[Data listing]
......
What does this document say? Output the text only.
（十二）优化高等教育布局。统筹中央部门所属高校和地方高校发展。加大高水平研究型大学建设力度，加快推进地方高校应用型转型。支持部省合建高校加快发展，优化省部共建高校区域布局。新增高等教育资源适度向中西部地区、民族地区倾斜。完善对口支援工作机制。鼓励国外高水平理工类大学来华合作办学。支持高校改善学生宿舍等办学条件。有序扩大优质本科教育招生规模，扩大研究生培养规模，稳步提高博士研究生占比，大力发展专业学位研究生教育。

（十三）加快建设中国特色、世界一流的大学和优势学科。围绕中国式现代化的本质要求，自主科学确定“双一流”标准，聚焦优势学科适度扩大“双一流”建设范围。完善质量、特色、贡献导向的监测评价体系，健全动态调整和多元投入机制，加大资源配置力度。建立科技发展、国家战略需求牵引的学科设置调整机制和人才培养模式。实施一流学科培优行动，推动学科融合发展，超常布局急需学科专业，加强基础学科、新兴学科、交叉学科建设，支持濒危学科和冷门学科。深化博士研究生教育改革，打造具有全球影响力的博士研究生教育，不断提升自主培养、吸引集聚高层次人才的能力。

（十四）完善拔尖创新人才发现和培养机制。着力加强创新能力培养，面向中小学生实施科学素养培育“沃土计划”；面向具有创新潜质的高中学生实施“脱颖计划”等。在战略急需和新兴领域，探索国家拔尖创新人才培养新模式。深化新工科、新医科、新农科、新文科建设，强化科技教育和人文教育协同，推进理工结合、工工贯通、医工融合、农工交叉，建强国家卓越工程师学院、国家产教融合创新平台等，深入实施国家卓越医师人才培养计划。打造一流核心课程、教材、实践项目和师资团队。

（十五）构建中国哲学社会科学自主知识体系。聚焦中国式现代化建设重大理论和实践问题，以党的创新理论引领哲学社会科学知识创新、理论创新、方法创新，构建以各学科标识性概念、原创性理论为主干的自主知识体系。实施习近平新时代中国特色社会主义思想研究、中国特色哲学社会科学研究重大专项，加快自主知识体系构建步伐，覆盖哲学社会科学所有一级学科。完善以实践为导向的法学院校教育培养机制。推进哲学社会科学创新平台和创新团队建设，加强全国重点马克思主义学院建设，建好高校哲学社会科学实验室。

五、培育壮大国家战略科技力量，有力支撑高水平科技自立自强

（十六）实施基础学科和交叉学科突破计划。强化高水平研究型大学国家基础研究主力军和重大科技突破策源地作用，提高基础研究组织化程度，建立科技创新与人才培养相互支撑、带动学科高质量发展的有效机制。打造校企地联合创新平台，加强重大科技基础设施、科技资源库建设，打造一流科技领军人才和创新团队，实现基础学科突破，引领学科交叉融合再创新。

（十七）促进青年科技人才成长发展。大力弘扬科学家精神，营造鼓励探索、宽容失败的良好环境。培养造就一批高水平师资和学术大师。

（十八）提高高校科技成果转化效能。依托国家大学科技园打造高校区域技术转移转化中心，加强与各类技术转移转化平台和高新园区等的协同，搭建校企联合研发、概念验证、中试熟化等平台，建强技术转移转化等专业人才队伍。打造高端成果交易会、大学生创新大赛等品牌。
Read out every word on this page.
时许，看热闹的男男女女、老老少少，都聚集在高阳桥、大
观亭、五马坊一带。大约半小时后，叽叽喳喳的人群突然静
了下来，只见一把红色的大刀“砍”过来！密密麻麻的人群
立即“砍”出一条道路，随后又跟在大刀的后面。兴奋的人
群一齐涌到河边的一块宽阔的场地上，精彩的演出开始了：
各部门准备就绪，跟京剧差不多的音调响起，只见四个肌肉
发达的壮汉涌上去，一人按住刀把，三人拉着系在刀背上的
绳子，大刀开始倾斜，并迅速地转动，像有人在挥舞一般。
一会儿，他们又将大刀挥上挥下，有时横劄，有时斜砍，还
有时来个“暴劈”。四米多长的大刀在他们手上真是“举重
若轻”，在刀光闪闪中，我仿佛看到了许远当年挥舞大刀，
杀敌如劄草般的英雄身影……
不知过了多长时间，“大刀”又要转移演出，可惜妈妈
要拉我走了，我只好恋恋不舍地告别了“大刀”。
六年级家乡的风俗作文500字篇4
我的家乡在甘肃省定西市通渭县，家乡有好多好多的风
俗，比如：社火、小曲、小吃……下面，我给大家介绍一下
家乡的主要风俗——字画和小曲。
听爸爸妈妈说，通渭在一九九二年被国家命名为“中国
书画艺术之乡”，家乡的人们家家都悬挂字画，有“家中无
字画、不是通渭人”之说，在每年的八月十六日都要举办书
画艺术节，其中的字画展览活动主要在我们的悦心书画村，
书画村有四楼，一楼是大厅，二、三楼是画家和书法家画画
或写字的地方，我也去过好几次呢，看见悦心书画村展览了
......
• _WRITTEN TASK_:
Repeat all the entries word for word.

• _TASK ANSWER_:
What does this document say? Output the text only.
（十二）优化高等教育布局。统筹中央部门所属高校和地方高校发展。加大高水平研究型大学建设力度，加快推进地方高校应用型转型。支持部省合建高校加快发展，优化省部共建高校区域布局。新增高等教育资源适度向中西部地区、民族地区倾斜。完善对口支援工作机制。鼓励国外高水平理工类大学来华合作办学。支持高校改善学生宿舍等办学条件。有序扩大优质本科教育招生规模，扩大研究生培养规模，稳步提高博士研究生占比，大力发展专业学位研究生教育。

（十三）加快建设中国特色、世界一流的大学和优势学科。围绕中国式现代化的本质要求，自主科学确定“双一流”标准，聚焦优势学科适度扩大“双一流”建设范围。完善质量、特色、贡献导向的监测评价体系，健全动态调整和多元投入机制，加大资源配置力度。建立科技发展、国家战略需求牵引的学科设置调整机制和人才培养模式。实施一流学科培优行动，推动学科融合发展，超常布局急需学科专业，加强基础学科、新兴学科、交叉学科建设，支持濒危学科和冷门学科。深化博士研究生教育改革，打造具有全球影响力的博士研究生教育，不断提升自主培养、吸引集聚高层次人才的能力。

（十四）完善拔尖创新人才发现和培养机制。着力加强创新能力培养，面向中小学生实施科学素养培育“沃土计划”；面向具有创新潜质的高中学生实施“脱颖计划”等。在战略急需和新兴领域，探索国家拔尖创新人才培养新模式。深化新工科、新医科、新农科、新文科建设，强化科技教育和人文教育协同，推进理工结合、工工贯通、医工融合、农工交叉，建强国家卓越工程师学院、国家产教融合创新平台等，深入实施国家卓越医师人才培养计划。打造一流核心课程、教材、实践项目和师资团队。

（十五）构建中国哲学社会科学自主知识体系。聚焦中国式现代化建设重大理论和实践问题，以党的创新理论引领哲学社会科学知识创新、理论创新、方法创新，构建以各学科标识性概念、原创性理论为主干的自主知识体系。实施习近平新时代中国特色社会主义思想研究、中国特色哲学社会科学研究重大专项，加快自主知识体系构建步伐，覆盖哲学社会科学所有一级学科。完善以实践为导向的法学院校教育培养机制。推进哲学社会科学创新平台和创新团队建设，加强全国重点马克思主义学院建设，建好高校哲学社会科学实验室。

五、培育壮大国家战略科技力量，有力支撑高水平科技自立自强

（十六）实施基础学科和交叉学科突破计划。强化高水平研究型大学国家基础研究主力军和重大科技突破策源地作用，提高基础研究组织化程度，建立科技创新与人才培养相互支撑、带动学科高质量发展的有效机制。打造校企地联合创新平台，加强重大科技基础设施、科技资源库建设，打造一流科技领军人才和创新团队，实现基础学科突破，引领学科交叉融合再创新。

（十七）促进青年科技人才成长发展。大力弘扬科学家精神，营造鼓励探索、宽容失败的良好环境。培养造就一批高水平师资和学术大师。

（十八）提高高校科技成果转化效能。依托国家大学科技园打造高校区域技术转移转化中心，加强与各类技术转移转化平台和高新园区等的协同，搭建校企联合研发、概念验证、中试熟化等平台，建强技术转移转化等专业人才队伍。打造高端成果交易会、大学生创新大赛等品牌。
Read out every word on this page.
时许，看热闹的男男女女、老老少少，都聚集在高阳桥、大
观亭、五马坊一带。大约半小时后，叽叽喳喳的人群突然静
了下来，只见一把红色的大刀“砍”过来！密密麻麻的人群
立即“砍”出一条道路，随后又跟在大刀的后面。兴奋的人
群一齐涌到河边的一块宽阔的场地上，精彩的演出开始了：
各部门准备就绪，跟京剧差不多的音调响起，只见四个肌肉
发达的壮汉涌上去，一人按住刀把，三人拉着系在刀背上的
绳子，大刀开始倾斜，并迅速地转动，像有人在挥舞一般。
一会儿，他们又将大刀挥上挥下，有时横劄，有时斜砍，还
有时来个“暴劈”。四米多长的大刀在他们手上真是“举重
若轻”，在刀光闪闪中，我仿佛看到了许远当年挥舞大刀，
杀敌如劄草般的英雄身影……
不知过了多长时间，“大刀”又要转移演出，可惜妈妈
要拉我走了，我只好恋恋不舍地告别了“大刀”。
六年级家乡的风俗作文500字篇4
我的家乡在甘肃省定西市通渭县，家乡有好多好多的风
俗，比如：社火、小曲、小吃……下面，我给大家介绍一下
家乡的主要风俗——字画和小曲。
听爸爸妈妈说，通渭在一九九二年被国家命名为“中国
书画艺术之乡”，家乡的人们家家都悬挂字画，有“家中无
字画、不是通渭人”之说，在每年的八月十六日都要举办书
画艺术节，其中的字画展览活动主要在我们的悦心书画村，
书画村有四楼，一楼是大厅，二、三楼是画家和书法家画画
或写字的地方，我也去过好几次呢，看见悦心书画村展览了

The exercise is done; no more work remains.